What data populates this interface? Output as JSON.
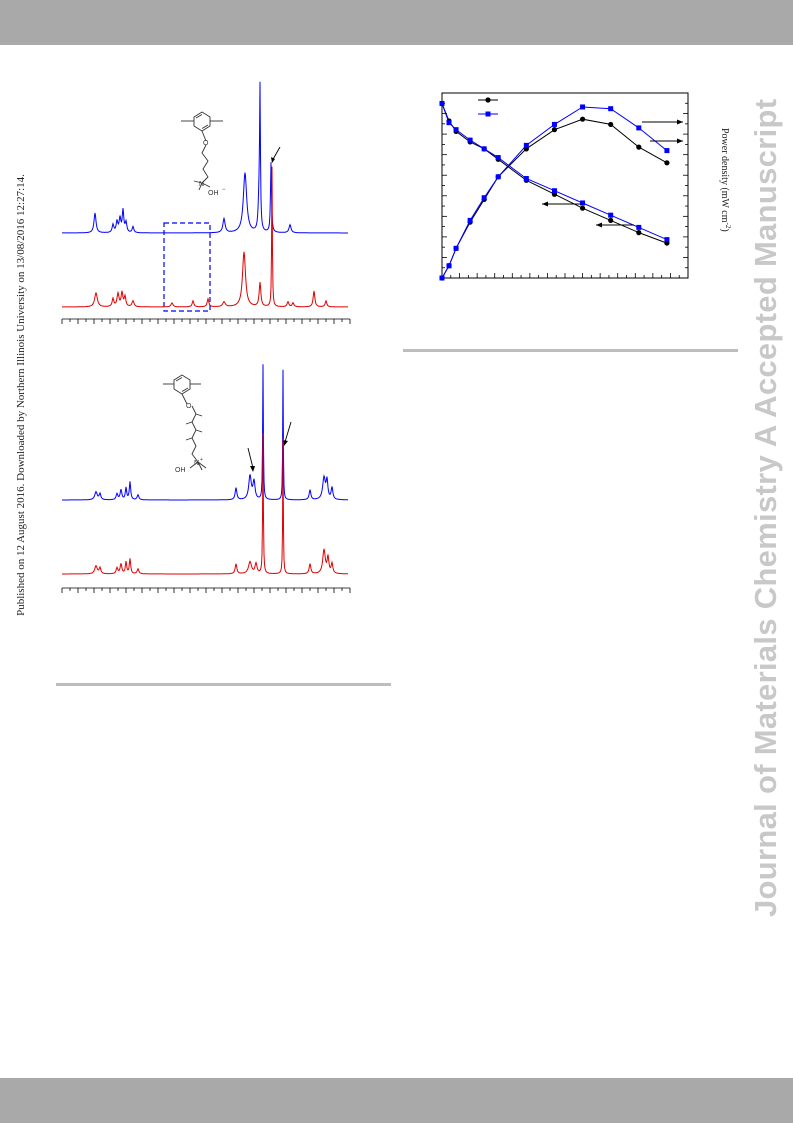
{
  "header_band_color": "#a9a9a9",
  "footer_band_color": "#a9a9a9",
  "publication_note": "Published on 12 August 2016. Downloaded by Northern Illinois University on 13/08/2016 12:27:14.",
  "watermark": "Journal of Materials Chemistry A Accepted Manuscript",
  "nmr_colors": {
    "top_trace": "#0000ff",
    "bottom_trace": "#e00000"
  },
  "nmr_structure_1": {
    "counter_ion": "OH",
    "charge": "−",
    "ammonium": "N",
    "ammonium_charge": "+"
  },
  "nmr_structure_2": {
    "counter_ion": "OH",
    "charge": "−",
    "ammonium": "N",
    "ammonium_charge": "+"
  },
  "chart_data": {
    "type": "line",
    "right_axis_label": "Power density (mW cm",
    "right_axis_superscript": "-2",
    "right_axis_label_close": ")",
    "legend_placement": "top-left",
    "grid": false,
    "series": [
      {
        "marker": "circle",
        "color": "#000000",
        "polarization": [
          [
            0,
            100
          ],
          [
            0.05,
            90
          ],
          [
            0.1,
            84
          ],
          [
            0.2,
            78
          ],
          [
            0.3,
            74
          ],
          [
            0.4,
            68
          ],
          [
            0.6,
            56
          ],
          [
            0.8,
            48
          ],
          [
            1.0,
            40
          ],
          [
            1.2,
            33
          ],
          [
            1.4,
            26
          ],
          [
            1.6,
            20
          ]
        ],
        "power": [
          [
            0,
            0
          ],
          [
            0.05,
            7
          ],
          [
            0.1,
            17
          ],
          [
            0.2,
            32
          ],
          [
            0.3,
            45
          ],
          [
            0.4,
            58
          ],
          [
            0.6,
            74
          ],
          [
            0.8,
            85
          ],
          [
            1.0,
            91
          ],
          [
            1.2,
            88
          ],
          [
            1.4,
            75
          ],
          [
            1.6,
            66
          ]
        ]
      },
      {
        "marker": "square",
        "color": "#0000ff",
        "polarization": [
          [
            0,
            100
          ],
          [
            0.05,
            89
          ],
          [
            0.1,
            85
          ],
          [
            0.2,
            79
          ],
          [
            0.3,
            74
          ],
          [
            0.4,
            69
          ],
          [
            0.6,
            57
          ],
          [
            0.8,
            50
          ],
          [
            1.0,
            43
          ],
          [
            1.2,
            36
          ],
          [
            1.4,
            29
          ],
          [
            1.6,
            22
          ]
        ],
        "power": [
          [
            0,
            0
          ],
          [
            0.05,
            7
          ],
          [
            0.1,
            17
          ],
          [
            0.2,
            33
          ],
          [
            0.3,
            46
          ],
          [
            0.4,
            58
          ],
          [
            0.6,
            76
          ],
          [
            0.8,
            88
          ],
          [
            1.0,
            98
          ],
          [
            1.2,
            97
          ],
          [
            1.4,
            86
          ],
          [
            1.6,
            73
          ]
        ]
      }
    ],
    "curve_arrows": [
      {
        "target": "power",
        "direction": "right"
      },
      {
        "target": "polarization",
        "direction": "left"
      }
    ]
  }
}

^^^^^^^^

__INSTRUCTIONS TO FOLLOW__.
Reproduce each line of the entries in which the word "left" is found.

__SOLUTION FOR THIS EXERCISE__.
    "legend_placement": "top-left",
        "direction": "left"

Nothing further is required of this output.